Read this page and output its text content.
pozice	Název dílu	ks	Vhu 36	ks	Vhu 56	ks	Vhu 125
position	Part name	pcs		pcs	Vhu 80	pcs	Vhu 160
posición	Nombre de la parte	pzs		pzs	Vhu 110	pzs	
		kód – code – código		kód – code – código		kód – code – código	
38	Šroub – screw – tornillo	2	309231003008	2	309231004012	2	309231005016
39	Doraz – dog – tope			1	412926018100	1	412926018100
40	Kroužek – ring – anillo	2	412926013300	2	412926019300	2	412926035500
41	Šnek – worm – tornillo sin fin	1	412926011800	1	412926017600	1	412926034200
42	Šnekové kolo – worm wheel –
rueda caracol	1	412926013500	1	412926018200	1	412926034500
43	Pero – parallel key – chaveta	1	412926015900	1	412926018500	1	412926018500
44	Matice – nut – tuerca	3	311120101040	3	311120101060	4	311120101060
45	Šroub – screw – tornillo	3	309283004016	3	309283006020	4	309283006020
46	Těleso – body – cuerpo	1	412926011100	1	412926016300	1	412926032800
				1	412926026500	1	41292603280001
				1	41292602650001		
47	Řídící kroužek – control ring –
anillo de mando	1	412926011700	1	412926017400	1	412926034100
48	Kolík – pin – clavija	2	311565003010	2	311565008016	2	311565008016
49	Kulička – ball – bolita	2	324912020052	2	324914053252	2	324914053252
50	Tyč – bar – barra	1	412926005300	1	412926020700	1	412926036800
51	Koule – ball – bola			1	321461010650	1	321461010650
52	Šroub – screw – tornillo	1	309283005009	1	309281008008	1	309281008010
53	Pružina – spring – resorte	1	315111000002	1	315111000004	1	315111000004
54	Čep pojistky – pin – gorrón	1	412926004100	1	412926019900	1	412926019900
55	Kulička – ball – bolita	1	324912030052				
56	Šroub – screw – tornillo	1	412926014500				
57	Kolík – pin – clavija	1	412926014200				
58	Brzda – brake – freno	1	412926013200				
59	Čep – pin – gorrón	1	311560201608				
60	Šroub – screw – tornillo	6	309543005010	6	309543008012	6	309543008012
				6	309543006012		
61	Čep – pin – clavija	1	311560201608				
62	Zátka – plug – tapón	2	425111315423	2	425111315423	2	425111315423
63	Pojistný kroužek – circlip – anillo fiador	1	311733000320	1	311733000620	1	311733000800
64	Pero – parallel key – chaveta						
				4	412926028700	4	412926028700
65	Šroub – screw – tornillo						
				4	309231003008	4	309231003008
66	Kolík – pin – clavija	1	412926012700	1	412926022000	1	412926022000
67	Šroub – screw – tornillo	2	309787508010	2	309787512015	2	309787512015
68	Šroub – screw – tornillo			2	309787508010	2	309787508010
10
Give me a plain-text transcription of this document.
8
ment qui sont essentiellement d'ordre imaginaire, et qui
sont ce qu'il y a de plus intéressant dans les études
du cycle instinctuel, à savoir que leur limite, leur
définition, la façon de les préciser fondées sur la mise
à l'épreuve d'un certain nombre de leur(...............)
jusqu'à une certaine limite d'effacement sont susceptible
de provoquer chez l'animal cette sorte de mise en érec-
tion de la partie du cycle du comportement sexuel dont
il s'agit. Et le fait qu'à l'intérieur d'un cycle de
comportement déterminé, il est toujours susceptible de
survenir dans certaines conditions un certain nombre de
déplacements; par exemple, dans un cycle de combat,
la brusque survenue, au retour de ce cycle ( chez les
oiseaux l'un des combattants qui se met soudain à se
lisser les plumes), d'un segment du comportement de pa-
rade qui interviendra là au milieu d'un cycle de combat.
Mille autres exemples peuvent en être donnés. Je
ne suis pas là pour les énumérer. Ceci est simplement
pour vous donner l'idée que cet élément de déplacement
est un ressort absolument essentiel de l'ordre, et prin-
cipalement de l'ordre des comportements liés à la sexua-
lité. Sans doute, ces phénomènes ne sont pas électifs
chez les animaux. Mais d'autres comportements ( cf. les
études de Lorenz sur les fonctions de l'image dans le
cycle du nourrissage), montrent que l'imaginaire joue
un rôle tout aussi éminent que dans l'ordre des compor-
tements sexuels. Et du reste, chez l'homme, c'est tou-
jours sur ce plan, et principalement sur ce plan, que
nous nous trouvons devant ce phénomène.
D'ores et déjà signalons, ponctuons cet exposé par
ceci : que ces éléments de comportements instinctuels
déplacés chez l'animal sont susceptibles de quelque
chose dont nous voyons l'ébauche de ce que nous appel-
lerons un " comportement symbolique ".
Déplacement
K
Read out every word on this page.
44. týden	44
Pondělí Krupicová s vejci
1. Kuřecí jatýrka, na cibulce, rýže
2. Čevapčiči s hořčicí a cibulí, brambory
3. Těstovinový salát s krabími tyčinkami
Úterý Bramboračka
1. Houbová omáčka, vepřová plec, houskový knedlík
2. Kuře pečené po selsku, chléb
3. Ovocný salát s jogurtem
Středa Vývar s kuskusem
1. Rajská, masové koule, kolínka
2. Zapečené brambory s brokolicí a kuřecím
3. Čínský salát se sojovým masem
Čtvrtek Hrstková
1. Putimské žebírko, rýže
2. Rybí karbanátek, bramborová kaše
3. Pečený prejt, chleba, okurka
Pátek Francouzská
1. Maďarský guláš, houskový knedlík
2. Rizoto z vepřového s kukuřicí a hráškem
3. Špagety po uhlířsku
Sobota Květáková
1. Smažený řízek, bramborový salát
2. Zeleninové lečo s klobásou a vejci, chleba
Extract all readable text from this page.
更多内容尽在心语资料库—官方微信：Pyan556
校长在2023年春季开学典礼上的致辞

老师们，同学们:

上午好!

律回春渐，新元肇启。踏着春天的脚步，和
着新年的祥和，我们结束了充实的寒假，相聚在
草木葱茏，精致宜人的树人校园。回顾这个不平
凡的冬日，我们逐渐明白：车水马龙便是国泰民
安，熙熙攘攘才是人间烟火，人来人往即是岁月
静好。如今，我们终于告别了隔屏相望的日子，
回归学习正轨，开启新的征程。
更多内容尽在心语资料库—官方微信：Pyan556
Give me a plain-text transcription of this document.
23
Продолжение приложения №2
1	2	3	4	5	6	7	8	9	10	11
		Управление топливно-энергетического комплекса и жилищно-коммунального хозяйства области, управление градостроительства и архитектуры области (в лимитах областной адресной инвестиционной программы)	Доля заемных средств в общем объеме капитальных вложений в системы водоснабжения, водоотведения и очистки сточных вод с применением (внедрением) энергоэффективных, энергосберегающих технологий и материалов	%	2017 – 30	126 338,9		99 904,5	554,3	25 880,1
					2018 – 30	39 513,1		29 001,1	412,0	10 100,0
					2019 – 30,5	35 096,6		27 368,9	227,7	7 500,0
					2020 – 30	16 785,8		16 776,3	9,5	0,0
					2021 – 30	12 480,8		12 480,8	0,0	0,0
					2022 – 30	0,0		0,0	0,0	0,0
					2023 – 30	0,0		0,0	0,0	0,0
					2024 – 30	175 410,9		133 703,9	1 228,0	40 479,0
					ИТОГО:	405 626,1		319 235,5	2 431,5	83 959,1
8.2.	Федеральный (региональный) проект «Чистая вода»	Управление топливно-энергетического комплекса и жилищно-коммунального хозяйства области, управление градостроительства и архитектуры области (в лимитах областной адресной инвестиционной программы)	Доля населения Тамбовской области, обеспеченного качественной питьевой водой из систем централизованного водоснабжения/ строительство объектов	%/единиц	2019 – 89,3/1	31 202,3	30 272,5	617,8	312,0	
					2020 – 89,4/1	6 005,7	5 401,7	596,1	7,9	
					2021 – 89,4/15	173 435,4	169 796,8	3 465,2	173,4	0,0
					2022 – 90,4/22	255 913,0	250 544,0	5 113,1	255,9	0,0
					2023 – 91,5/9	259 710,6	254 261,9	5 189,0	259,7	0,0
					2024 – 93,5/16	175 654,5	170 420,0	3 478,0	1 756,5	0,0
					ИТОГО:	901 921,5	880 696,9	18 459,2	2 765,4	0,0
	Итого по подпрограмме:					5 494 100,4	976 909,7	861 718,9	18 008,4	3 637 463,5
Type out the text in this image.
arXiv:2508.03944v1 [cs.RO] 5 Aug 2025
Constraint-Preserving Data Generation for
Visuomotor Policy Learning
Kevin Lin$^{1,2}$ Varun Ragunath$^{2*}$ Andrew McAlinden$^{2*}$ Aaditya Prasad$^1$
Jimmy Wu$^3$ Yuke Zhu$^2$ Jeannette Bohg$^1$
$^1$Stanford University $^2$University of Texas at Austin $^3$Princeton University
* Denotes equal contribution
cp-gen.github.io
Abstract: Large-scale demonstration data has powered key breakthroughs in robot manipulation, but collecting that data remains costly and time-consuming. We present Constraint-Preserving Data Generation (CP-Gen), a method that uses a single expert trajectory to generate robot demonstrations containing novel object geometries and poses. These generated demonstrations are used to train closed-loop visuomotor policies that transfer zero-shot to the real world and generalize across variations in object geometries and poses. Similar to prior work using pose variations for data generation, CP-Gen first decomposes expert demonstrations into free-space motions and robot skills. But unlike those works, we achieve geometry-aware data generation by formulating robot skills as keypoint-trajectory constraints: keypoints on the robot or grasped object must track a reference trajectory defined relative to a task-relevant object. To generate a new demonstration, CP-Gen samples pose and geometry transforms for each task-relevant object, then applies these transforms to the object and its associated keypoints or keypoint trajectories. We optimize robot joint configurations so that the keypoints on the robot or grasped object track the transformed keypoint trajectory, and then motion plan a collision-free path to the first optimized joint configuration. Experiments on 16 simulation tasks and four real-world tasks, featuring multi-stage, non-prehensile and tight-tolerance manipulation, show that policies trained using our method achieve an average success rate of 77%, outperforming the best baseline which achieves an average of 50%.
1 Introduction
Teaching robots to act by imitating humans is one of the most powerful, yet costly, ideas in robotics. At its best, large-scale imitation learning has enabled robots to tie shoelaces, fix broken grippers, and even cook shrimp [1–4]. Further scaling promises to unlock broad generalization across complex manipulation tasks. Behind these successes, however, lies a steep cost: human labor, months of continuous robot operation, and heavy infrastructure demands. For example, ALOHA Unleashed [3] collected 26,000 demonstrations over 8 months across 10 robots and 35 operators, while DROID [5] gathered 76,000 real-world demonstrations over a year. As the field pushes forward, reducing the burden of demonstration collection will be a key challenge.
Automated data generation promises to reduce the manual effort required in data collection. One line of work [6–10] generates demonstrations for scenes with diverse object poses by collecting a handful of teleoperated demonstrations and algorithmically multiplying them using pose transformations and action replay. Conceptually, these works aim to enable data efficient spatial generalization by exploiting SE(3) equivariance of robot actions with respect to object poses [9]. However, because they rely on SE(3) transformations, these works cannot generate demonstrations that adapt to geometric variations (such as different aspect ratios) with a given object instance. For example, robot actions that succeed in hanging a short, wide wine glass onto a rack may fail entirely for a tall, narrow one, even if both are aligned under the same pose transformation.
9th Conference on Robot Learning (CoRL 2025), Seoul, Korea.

####

TASK: Return each line of the data that contains the string "comportements".

EXPECTED ANSWER:
cipalement de l'ordre des comportements liés à la sexua-
chez les animaux. Mais d'autres comportements ( cf. les
ceci : que ces éléments de comportements instinctuels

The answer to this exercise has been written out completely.